— begin —
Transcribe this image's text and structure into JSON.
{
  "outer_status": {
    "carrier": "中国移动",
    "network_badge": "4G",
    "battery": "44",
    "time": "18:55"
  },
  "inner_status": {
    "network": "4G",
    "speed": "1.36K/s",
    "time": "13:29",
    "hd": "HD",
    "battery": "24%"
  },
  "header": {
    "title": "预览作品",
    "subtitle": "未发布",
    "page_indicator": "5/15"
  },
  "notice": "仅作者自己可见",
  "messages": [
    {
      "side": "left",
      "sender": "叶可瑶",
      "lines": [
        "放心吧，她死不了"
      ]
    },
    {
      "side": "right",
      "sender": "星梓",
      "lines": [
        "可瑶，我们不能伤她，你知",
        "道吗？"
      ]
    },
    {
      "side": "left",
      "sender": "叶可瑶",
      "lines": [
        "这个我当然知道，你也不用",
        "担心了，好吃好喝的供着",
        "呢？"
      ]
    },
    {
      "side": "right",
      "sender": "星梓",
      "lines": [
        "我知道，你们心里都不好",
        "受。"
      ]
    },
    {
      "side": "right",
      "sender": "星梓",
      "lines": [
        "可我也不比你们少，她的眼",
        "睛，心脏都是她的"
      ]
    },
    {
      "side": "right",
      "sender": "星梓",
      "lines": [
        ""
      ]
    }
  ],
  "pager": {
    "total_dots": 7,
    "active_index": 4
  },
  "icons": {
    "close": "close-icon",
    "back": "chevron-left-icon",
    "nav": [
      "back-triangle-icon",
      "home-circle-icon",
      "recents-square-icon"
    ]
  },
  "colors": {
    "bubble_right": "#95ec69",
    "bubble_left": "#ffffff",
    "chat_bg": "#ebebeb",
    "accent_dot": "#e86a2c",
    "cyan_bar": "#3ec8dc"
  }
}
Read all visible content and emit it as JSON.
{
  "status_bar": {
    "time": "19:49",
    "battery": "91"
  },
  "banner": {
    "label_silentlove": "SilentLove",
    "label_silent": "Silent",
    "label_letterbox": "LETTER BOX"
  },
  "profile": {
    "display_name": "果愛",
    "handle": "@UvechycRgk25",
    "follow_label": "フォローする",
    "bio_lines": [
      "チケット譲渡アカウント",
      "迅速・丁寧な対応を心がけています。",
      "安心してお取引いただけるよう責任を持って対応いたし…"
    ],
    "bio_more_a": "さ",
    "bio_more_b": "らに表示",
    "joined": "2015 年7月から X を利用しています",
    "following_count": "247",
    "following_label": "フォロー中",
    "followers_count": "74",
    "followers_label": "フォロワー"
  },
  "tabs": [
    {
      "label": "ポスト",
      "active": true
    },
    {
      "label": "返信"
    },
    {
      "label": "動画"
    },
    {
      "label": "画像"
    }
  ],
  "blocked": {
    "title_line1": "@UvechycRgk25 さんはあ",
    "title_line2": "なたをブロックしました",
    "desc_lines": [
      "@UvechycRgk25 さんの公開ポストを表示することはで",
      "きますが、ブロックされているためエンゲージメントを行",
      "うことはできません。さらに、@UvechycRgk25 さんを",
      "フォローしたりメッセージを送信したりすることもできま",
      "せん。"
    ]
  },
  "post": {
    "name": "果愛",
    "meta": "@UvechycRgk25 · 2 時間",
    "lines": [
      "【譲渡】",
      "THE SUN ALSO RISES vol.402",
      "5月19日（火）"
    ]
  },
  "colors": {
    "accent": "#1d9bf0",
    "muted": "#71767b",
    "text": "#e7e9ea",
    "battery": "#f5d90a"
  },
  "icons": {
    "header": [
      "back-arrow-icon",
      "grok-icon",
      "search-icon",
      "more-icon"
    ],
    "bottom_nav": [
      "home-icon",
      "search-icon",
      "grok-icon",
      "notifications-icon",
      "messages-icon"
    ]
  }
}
— end —
• _REQUIREMENTS_:
All of the entries above should be written out again exactly.

• _FINISHED TASK_:
Transcribe this image's text and structure into JSON.
{
  "outer_status": {
    "carrier": "中国移动",
    "network_badge": "4G",
    "battery": "44",
    "time": "18:55"
  },
  "inner_status": {
    "network": "4G",
    "speed": "1.36K/s",
    "time": "13:29",
    "hd": "HD",
    "battery": "24%"
  },
  "header": {
    "title": "预览作品",
    "subtitle": "未发布",
    "page_indicator": "5/15"
  },
  "notice": "仅作者自己可见",
  "messages": [
    {
      "side": "left",
      "sender": "叶可瑶",
      "lines": [
        "放心吧，她死不了"
      ]
    },
    {
      "side": "right",
      "sender": "星梓",
      "lines": [
        "可瑶，我们不能伤她，你知",
        "道吗？"
      ]
    },
    {
      "side": "left",
      "sender": "叶可瑶",
      "lines": [
        "这个我当然知道，你也不用",
        "担心了，好吃好喝的供着",
        "呢？"
      ]
    },
    {
      "side": "right",
      "sender": "星梓",
      "lines": [
        "我知道，你们心里都不好",
        "受。"
      ]
    },
    {
      "side": "right",
      "sender": "星梓",
      "lines": [
        "可我也不比你们少，她的眼",
        "睛，心脏都是她的"
      ]
    },
    {
      "side": "right",
      "sender": "星梓",
      "lines": [
        ""
      ]
    }
  ],
  "pager": {
    "total_dots": 7,
    "active_index": 4
  },
  "icons": {
    "close": "close-icon",
    "back": "chevron-left-icon",
    "nav": [
      "back-triangle-icon",
      "home-circle-icon",
      "recents-square-icon"
    ]
  },
  "colors": {
    "bubble_right": "#95ec69",
    "bubble_left": "#ffffff",
    "chat_bg": "#ebebeb",
    "accent_dot": "#e86a2c",
    "cyan_bar": "#3ec8dc"
  }
}
Read all visible content and emit it as JSON.
{
  "status_bar": {
    "time": "19:49",
    "battery": "91"
  },
  "banner": {
    "label_silentlove": "SilentLove",
    "label_silent": "Silent",
    "label_letterbox": "LETTER BOX"
  },
  "profile": {
    "display_name": "果愛",
    "handle": "@UvechycRgk25",
    "follow_label": "フォローする",
    "bio_lines": [
      "チケット譲渡アカウント",
      "迅速・丁寧な対応を心がけています。",
      "安心してお取引いただけるよう責任を持って対応いたし…"
    ],
    "bio_more_a": "さ",
    "bio_more_b": "らに表示",
    "joined": "2015 年7月から X を利用しています",
    "following_count": "247",
    "following_label": "フォロー中",
    "followers_count": "74",
    "followers_label": "フォロワー"
  },
  "tabs": [
    {
      "label": "ポスト",
      "active": true
    },
    {
      "label": "返信"
    },
    {
      "label": "動画"
    },
    {
      "label": "画像"
    }
  ],
  "blocked": {
    "title_line1": "@UvechycRgk25 さんはあ",
    "title_line2": "なたをブロックしました",
    "desc_lines": [
      "@UvechycRgk25 さんの公開ポストを表示することはで",
      "きますが、ブロックされているためエンゲージメントを行",
      "うことはできません。さらに、@UvechycRgk25 さんを",
      "フォローしたりメッセージを送信したりすることもできま",
      "せん。"
    ]
  },
  "post": {
    "name": "果愛",
    "meta": "@UvechycRgk25 · 2 時間",
    "lines": [
      "【譲渡】",
      "THE SUN ALSO RISES vol.402",
      "5月19日（火）"
    ]
  },
  "colors": {
    "accent": "#1d9bf0",
    "muted": "#71767b",
    "text": "#e7e9ea",
    "battery": "#f5d90a"
  },
  "icons": {
    "header": [
      "back-arrow-icon",
      "grok-icon",
      "search-icon",
      "more-icon"
    ],
    "bottom_nav": [
      "home-icon",
      "search-icon",
      "grok-icon",
      "notifications-icon",
      "messages-icon"
    ]
  }
}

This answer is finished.